═════ Extracted material ═════
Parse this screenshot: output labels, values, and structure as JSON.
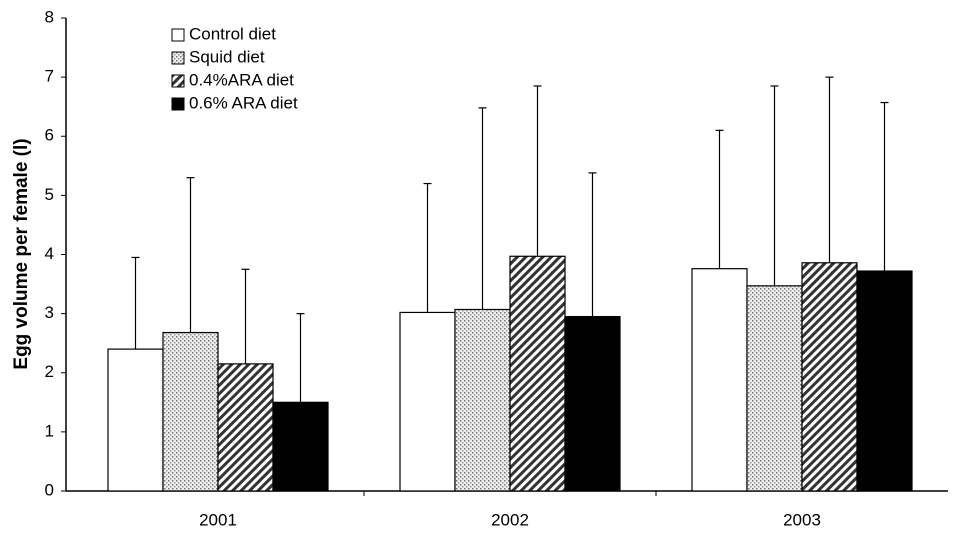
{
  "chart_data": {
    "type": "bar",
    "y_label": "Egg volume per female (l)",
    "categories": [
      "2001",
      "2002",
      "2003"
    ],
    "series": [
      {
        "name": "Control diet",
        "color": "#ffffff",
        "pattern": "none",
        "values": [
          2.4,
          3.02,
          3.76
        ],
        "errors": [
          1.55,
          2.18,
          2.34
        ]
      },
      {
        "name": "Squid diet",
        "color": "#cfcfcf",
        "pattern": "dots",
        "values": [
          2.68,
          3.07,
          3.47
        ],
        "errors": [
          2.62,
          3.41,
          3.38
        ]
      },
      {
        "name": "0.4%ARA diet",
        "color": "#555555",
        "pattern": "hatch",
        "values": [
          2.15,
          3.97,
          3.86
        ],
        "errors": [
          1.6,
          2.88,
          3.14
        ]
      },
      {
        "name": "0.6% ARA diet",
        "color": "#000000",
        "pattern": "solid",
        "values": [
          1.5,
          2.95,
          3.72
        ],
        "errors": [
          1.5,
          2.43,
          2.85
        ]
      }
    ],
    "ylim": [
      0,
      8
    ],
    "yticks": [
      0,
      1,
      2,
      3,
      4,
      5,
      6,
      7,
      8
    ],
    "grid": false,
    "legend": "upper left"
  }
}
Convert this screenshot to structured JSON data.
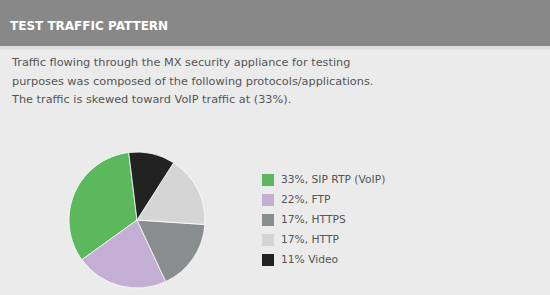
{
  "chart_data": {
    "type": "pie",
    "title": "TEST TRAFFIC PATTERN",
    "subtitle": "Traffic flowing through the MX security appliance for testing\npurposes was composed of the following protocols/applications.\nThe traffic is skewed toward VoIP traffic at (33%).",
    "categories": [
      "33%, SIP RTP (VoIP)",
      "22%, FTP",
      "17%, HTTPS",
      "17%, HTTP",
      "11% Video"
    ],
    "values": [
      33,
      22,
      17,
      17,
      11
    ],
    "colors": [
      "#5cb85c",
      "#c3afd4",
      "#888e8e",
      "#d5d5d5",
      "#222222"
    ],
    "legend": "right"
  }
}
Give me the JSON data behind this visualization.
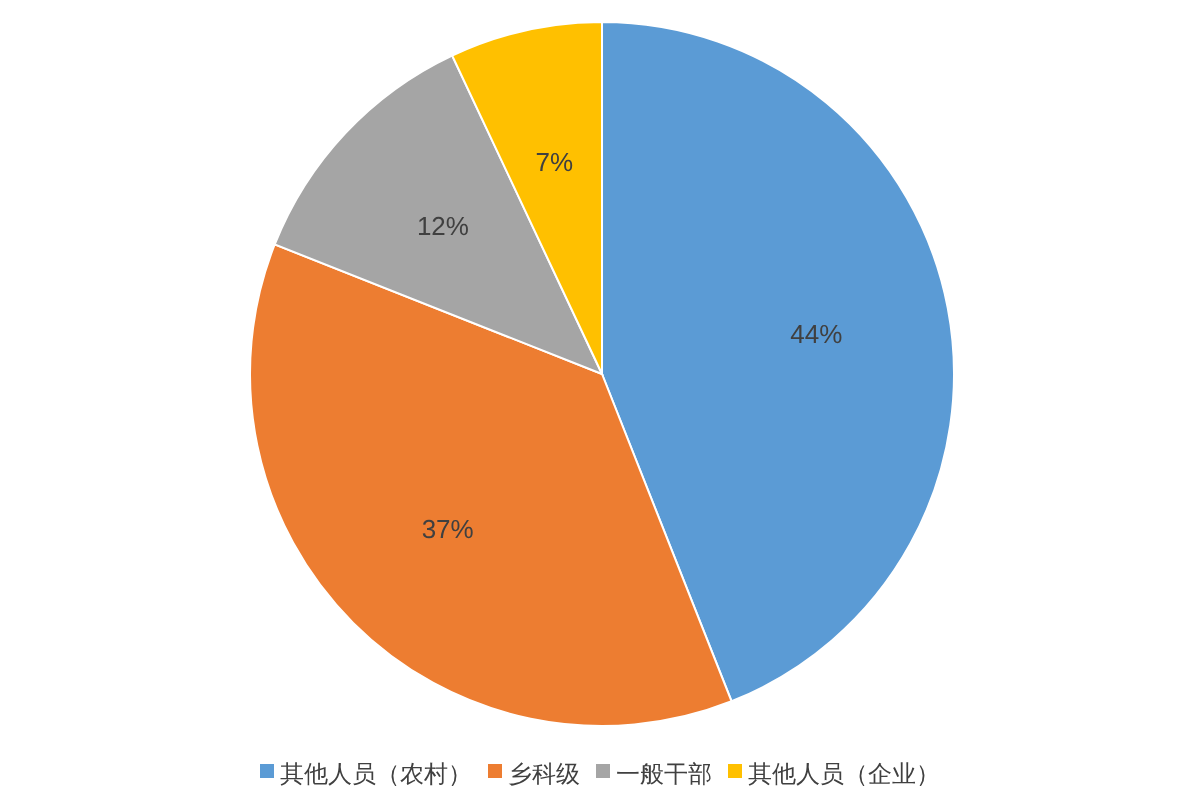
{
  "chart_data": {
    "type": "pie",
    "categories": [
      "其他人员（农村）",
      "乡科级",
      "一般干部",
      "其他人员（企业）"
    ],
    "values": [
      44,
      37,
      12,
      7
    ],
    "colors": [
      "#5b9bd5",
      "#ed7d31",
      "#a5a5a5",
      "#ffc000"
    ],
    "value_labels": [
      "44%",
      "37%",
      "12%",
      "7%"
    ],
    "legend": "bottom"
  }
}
═════
═════ Extracted material ═════
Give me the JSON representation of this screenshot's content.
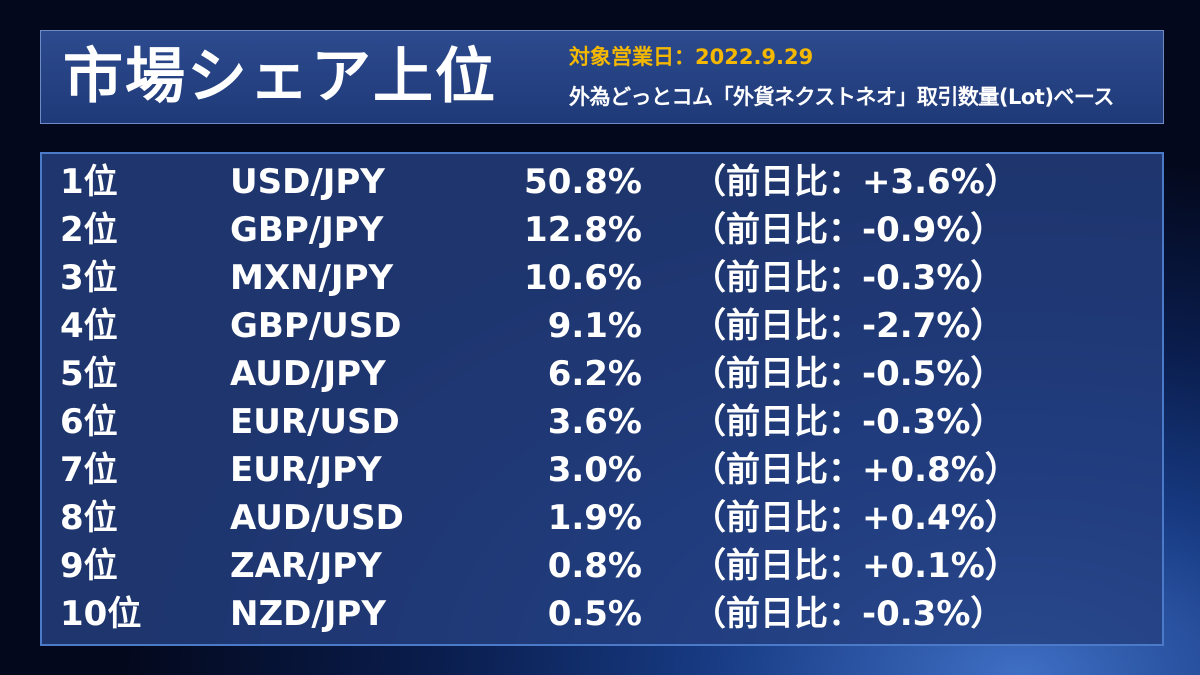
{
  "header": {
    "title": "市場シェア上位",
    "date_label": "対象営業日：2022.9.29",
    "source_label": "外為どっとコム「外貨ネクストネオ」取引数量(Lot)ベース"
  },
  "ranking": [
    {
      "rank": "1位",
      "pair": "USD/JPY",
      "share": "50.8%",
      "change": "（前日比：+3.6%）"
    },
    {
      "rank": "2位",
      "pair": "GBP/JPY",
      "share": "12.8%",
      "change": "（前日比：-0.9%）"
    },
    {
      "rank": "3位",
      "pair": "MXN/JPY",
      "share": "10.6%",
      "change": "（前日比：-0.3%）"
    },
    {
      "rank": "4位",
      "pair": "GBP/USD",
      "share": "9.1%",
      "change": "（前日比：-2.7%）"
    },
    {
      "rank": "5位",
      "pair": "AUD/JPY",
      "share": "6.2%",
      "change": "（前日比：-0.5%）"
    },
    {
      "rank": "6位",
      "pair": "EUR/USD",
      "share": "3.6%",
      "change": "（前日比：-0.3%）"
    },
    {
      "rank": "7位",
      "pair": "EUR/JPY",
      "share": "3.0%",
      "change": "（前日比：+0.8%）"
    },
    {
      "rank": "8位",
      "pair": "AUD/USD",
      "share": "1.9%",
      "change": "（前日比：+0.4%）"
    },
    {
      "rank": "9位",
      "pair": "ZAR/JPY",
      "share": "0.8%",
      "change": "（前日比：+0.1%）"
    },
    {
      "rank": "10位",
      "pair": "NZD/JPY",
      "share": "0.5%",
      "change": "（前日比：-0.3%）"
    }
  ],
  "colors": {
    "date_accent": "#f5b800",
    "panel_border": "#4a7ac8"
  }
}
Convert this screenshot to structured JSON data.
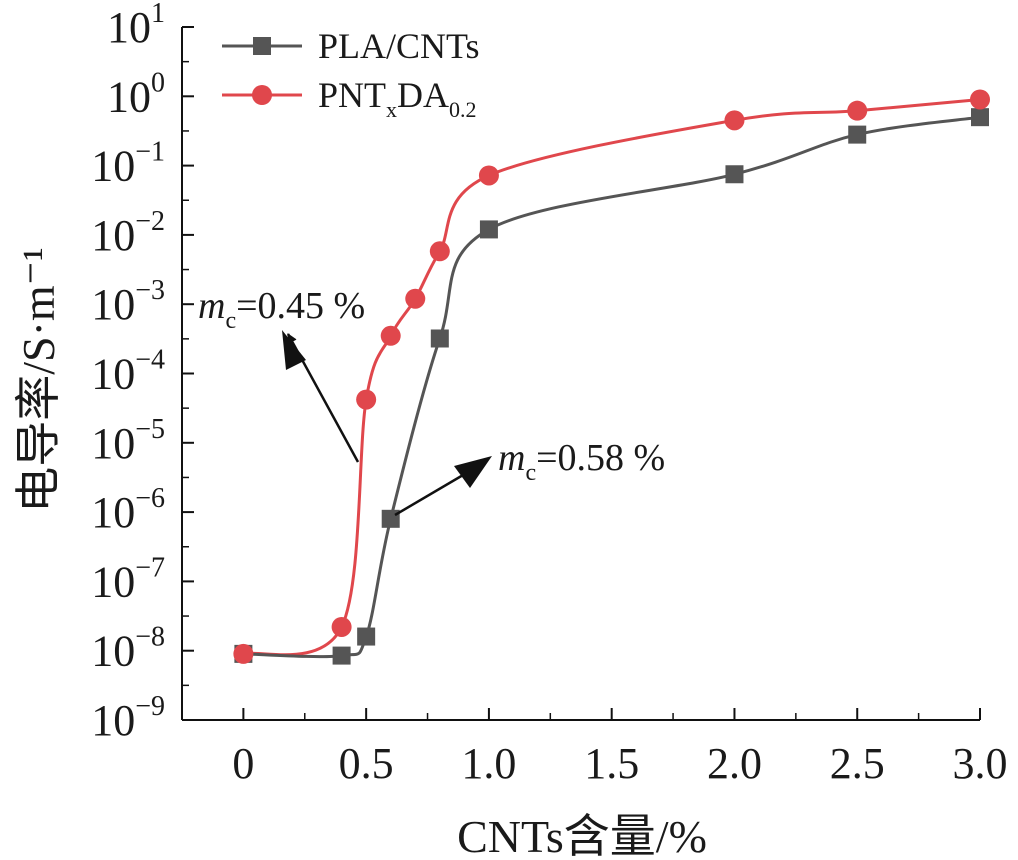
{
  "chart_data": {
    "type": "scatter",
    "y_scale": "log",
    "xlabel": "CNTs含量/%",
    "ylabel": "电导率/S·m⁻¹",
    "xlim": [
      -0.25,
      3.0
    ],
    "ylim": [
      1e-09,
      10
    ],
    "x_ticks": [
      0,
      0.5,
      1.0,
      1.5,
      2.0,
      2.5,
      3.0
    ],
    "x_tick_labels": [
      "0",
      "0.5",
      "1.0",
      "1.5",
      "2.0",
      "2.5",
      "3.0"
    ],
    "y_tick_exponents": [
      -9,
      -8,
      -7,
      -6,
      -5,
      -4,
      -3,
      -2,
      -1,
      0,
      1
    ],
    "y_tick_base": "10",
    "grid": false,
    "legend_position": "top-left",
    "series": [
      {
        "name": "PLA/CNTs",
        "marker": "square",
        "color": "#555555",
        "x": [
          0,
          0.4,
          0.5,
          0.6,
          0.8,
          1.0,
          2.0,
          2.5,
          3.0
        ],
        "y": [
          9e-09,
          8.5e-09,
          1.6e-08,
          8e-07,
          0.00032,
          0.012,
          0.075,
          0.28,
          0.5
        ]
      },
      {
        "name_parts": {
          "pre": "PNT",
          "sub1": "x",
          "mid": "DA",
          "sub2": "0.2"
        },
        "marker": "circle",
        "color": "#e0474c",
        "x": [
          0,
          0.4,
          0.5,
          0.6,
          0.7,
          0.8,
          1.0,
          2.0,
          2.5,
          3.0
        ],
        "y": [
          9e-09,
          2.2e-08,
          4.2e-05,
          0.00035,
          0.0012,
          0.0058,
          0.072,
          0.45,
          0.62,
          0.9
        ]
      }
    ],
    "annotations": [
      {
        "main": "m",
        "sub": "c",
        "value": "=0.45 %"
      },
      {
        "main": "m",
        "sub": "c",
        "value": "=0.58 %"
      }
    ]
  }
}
═════
§ Problem description:
From the records above, pick out and copy each line holding the word "JSON".

§ Task solution:
Parse this screenshot: output labels, values, and structure as JSON.
Convert this screenshot to structured JSON data.
Give me the JSON data behind this visualization.
Give me the JSON representation of this screenshot's content.
Convert this screenshot to structured JSON data.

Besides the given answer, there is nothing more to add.